◆ RECORDS FOR THIS EXERCISE:
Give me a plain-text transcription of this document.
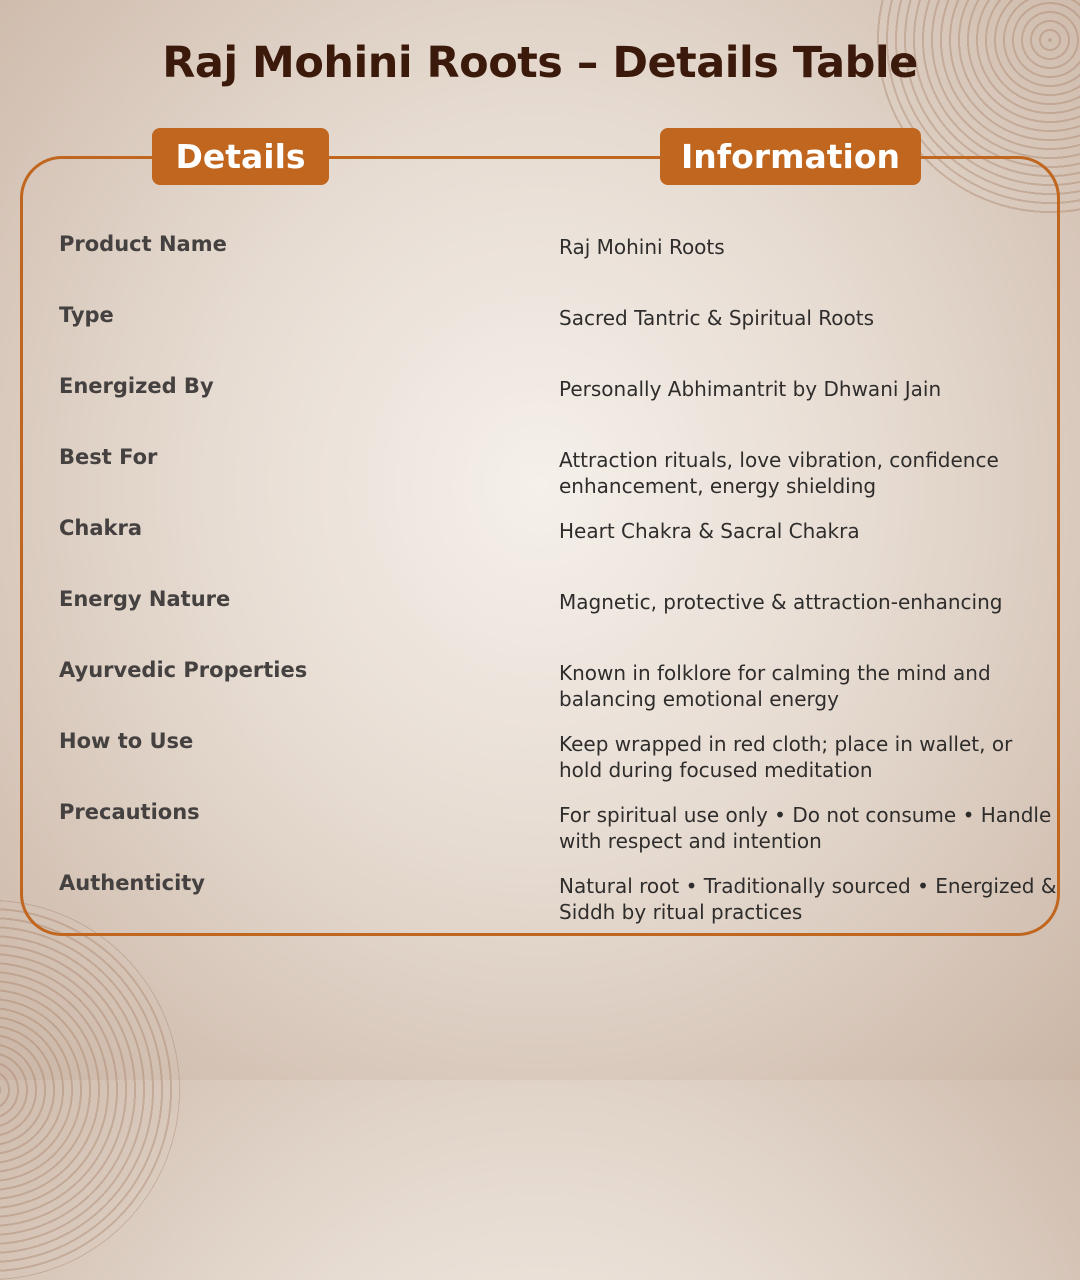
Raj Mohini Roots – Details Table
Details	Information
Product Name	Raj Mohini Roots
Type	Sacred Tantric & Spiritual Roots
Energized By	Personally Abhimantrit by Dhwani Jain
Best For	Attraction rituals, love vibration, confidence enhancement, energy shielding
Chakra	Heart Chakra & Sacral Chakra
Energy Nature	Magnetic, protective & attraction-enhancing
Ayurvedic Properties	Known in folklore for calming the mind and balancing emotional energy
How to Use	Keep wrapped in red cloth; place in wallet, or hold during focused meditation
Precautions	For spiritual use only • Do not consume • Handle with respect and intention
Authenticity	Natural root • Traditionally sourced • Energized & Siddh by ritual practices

---

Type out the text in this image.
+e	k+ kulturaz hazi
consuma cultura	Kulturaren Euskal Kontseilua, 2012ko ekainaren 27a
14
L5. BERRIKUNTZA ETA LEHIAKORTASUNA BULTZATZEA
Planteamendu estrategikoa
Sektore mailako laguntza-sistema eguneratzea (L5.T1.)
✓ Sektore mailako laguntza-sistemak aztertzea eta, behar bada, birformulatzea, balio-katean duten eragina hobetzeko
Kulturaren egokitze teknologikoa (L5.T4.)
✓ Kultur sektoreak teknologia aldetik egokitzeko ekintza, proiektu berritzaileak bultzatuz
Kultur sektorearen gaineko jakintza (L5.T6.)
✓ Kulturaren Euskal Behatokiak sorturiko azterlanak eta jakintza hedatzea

◆ SET EXERCISE:
Look through the material and copy each line that has "Details".

◆ ANSWER TO THIS TASK:
Raj Mohini Roots – Details Table
Details	Information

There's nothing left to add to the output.